§ **WRITTEN PROBLEM A**
Using the text about The History of Doing, decide whether each statement agrees with it: (i) The book was first published in New Delhi. (ii) The book received a grant of Rs 1.4 lakh from a Norwegian organization. (iii) The book is listed as fiction. Answer yes or no for each, quoting the words of the text that decide it.

The History of Doing
- Cover of 8th edition
- Author: Radha Kumar, Photo Research by Kali for Women
- Language: English
- Subject: Women's rights
- Genre: Non-fiction
- Published: 1993
- Publication place: India
- ISBN: 9780860914556

= The History of Doing =

Book by Radha Kumar

The History of Doing: An Illustrated Account of Movements for Women's Rights and Feminism in India 1800–1990 is a book by Radha Kumar. First published in 1993 in New Delhi by Kali for Women after a Norwegian organisation's grant of Rs 1.4 lakh, and later published by Zubaan (an imprint of Kali) and Verso, the illustrated book is "a brief interpretative history of women's movements in India from the beginning of the nineteenth century until the present day", as the first line of the introduction concisely conveys.

§ **WRITTEN PROBLEM B**
In the records, arrange the lines from the line with "150, 1740, 680]" up to and including the line with "- full-name-heading: Isabelly" as a Markdown table with the columns Row and Line, leaving out blank lines.

§ **SUPPLIED MATERIAL**

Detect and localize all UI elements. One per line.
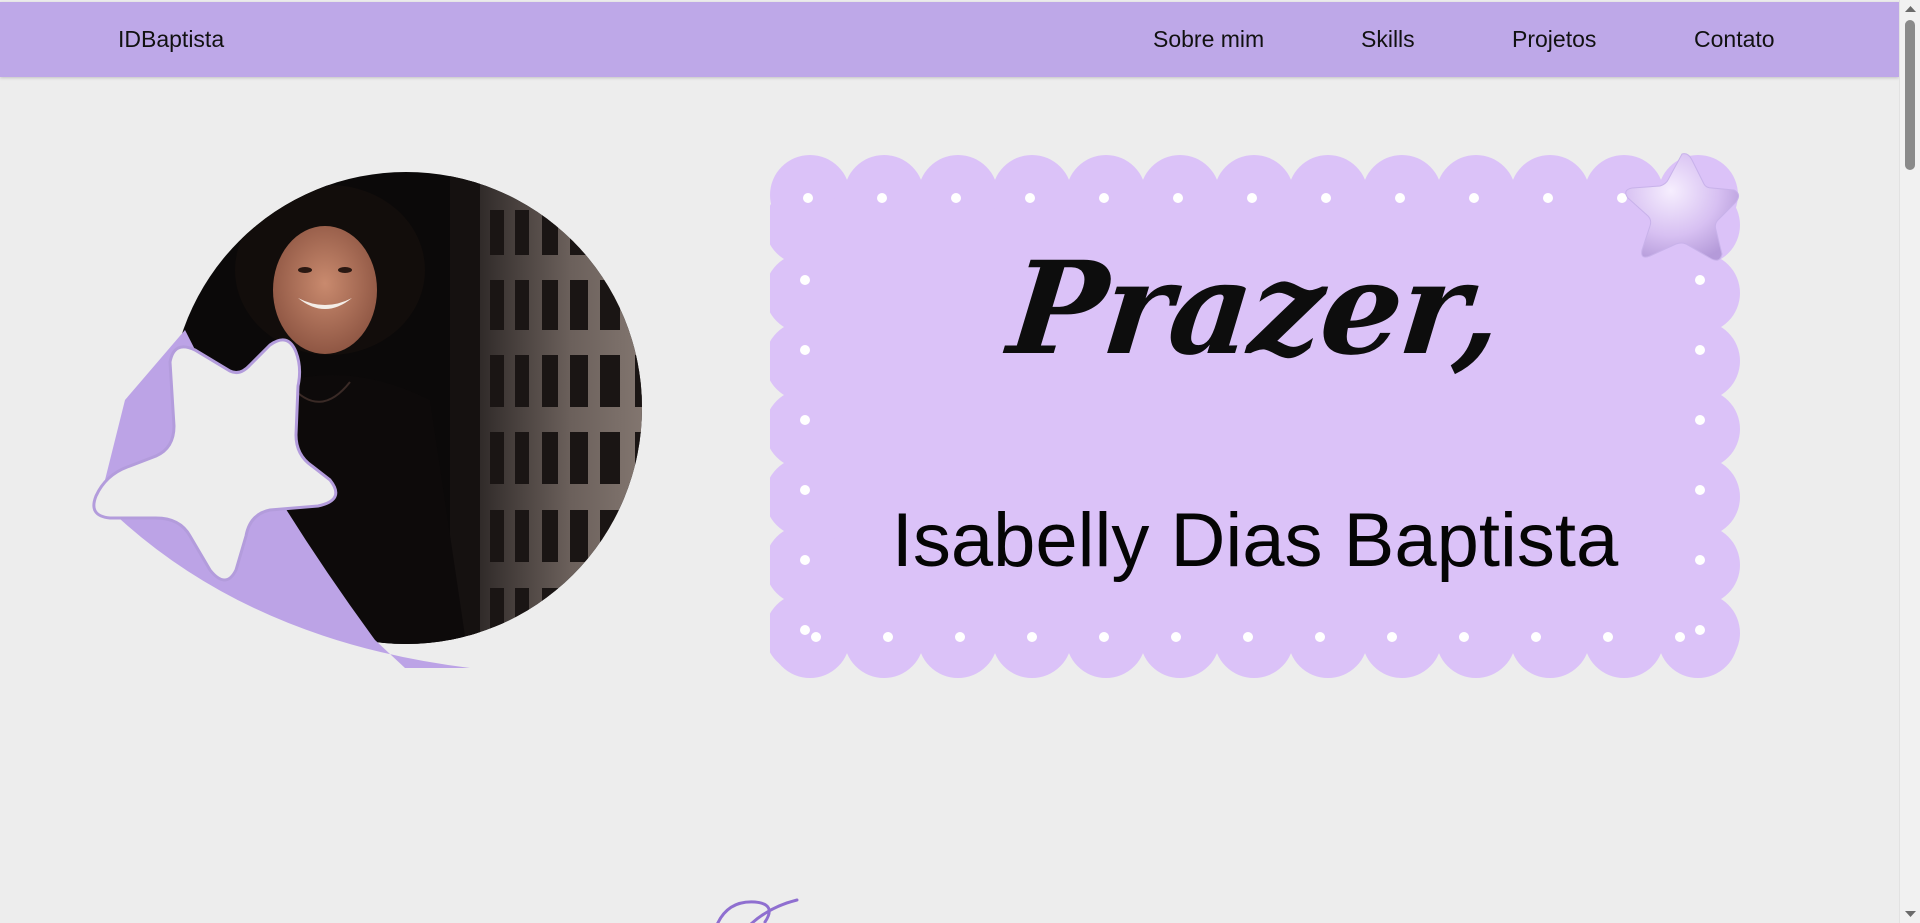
- greeting-card: (function(){ var svg = document.currentS…: [770, 150, 1740, 680]
- scroll-up-arrow-icon[interactable]: [1900, 0, 1920, 17]
- star-3d-icon: [1625, 153, 1740, 261]
- nav-link-skills[interactable]: Skills: [1361, 26, 1415, 53]
- full-name-heading: Isabelly Dias Baptista: [891, 498, 1619, 583]
- scalloped-frame: (function(){ var svg = document.currentS…: [770, 155, 1740, 678]
- page: IDBaptista Sobre mim Skills Projetos Con…: [0, 0, 1899, 923]
- brand-logo-link[interactable]: IDBaptista: [118, 26, 224, 53]
- nav-link-projetos[interactable]: Projetos: [1512, 26, 1596, 53]
- squiggle-doodle-icon: [716, 898, 799, 923]
- nav-link-contato[interactable]: Contato: [1694, 26, 1775, 53]
- profile-photo: [92, 172, 642, 668]
- greeting-heading: Prazer,: [1002, 234, 1508, 384]
- scroll-down-arrow-icon[interactable]: [1900, 906, 1920, 923]
- hero-photo-block: [90, 170, 690, 680]
- scrollbar[interactable]: [1899, 0, 1920, 923]
- navbar: IDBaptista Sobre mim Skills Projetos Con…: [0, 2, 1899, 77]
- scrollbar-thumb[interactable]: [1905, 20, 1915, 170]
- nav-link-sobre-mim[interactable]: Sobre mim: [1153, 26, 1264, 53]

§ **FINAL ANSWER A**
(i) Yes: "First published in 1993 in New Delhi by Kali for Women"
(ii) Yes: "after a Norwegian organisation's grant of Rs 1.4 lakh"
(iii) No: "Genre: Non-fiction"

§ **FINAL ANSWER B**
| Row | Line |
|---|---|
| 1 | - greeting-card: (function(){ var svg = document.currentS…: [770, 150, 1740, 680] |
| 2 | - scroll-up-arrow-icon[interactable]: [1900, 0, 1920, 17] |
| 3 | - star-3d-icon: [1625, 153, 1740, 261] |
| 4 | - nav-link-skills[interactable]: Skills: [1361, 26, 1415, 53] |
| 5 | - full-name-heading: Isabelly Dias Baptista: [891, 498, 1619, 583] |